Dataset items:
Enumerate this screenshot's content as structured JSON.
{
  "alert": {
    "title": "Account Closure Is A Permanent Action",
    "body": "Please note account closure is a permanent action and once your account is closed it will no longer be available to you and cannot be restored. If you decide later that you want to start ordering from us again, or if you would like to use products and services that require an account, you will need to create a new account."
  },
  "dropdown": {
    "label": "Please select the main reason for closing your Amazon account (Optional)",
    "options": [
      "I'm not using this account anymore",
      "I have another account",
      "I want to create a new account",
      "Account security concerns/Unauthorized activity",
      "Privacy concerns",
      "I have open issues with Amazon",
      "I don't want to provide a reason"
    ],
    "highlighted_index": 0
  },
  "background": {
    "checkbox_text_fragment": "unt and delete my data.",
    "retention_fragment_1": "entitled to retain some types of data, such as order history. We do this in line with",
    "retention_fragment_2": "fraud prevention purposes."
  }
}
...
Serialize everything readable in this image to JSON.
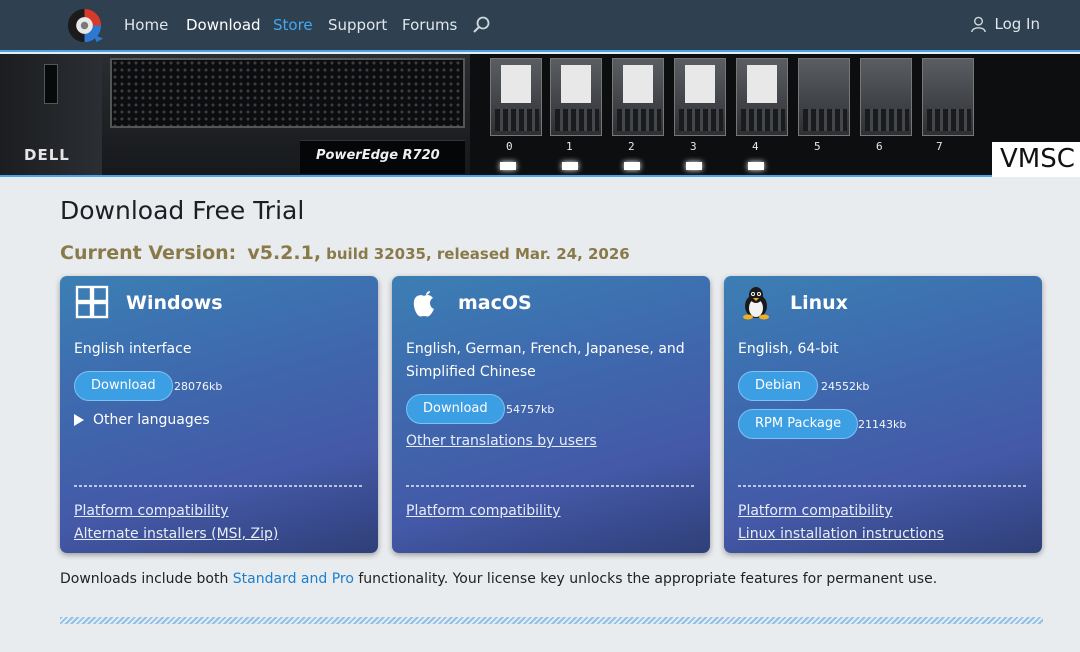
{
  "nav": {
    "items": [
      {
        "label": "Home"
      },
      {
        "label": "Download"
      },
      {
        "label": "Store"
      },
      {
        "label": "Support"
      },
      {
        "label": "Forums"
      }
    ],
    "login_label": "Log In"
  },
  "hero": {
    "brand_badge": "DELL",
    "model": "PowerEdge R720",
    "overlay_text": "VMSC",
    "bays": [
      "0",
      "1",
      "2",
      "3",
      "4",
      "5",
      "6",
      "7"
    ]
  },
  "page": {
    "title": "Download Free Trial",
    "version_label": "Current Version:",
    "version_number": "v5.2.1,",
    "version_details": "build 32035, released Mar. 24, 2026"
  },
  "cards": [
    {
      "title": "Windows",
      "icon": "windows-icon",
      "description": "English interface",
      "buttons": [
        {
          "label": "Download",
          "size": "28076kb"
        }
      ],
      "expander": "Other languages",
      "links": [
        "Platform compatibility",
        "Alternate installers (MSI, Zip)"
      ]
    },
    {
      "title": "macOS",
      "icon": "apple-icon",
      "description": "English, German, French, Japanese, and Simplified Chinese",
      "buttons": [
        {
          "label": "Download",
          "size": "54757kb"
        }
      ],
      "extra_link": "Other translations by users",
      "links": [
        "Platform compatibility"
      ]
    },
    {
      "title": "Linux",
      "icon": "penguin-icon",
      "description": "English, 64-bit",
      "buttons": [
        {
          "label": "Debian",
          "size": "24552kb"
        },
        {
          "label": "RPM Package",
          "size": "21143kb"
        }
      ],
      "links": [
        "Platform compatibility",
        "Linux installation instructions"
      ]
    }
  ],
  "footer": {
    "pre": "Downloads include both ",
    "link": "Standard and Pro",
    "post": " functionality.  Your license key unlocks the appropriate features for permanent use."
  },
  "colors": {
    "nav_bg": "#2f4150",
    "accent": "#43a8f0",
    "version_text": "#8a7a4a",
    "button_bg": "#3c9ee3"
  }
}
* * *
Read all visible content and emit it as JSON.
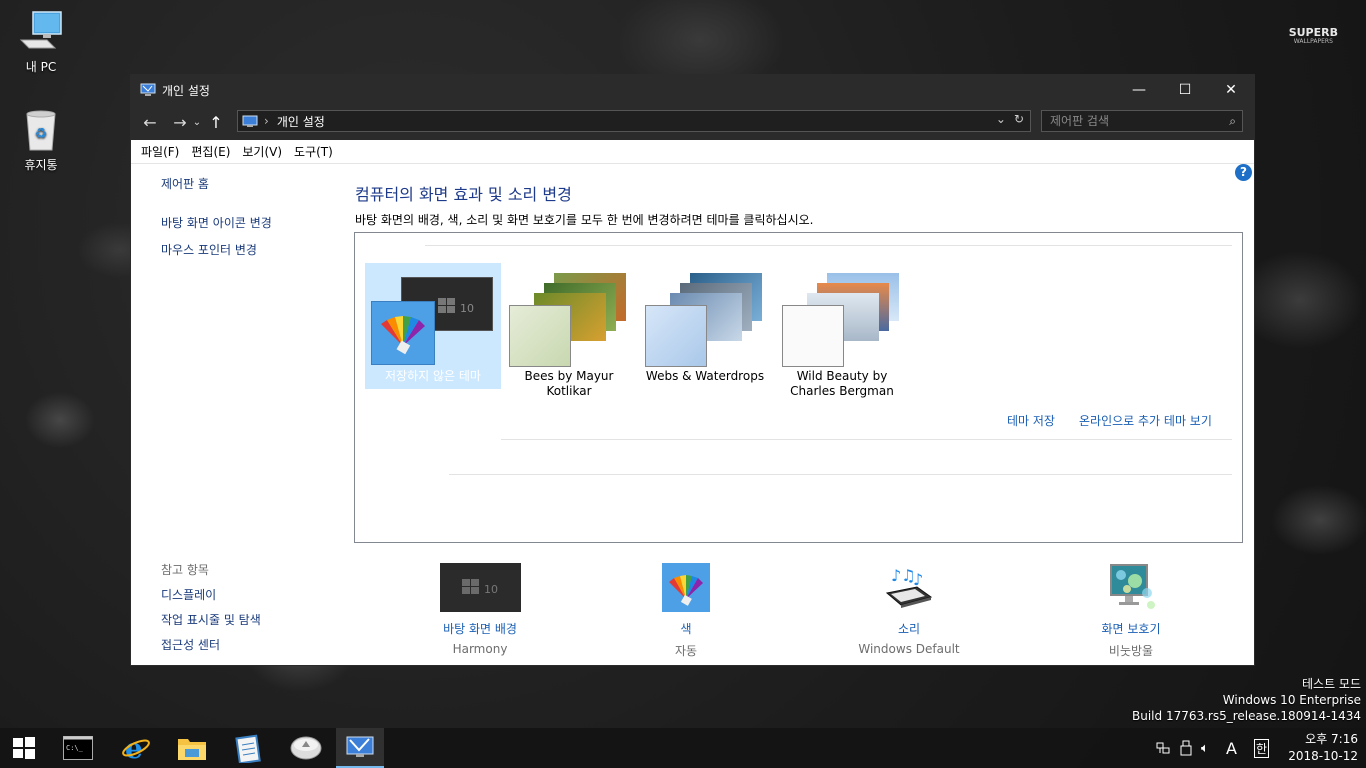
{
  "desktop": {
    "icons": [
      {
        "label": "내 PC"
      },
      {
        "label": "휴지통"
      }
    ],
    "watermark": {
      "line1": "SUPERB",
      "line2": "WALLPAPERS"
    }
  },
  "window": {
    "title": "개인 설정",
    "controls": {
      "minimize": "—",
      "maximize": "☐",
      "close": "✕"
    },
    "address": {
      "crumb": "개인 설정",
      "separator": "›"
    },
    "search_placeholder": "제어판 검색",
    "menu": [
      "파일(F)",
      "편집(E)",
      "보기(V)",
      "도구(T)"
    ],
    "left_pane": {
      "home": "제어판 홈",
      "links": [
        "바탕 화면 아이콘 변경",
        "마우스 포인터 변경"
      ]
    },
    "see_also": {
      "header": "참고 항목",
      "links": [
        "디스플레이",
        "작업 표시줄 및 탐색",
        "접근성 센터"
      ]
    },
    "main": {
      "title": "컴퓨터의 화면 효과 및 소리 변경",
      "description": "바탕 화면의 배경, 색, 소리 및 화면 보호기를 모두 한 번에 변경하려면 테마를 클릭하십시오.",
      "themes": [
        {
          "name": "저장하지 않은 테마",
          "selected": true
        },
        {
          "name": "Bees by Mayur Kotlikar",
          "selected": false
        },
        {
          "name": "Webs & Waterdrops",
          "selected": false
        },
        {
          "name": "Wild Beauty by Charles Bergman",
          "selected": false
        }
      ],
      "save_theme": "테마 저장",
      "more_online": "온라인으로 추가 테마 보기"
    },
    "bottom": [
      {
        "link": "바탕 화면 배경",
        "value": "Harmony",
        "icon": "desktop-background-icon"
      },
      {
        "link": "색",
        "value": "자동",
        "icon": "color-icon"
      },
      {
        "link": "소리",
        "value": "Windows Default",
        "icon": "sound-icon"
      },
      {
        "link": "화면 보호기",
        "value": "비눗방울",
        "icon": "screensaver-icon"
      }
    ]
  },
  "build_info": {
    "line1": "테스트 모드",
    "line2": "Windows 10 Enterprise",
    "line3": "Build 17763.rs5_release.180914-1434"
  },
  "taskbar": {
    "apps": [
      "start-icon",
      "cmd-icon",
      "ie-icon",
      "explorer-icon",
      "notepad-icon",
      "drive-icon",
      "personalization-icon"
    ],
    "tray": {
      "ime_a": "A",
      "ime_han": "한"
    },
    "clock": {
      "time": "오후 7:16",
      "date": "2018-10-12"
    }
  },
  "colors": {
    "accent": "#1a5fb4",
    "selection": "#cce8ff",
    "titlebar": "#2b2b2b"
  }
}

• _Task objective_: Spot every line that holds "background" and copy it.

• _Full answer_:
  "background": {
        "icon": "desktop-background-icon"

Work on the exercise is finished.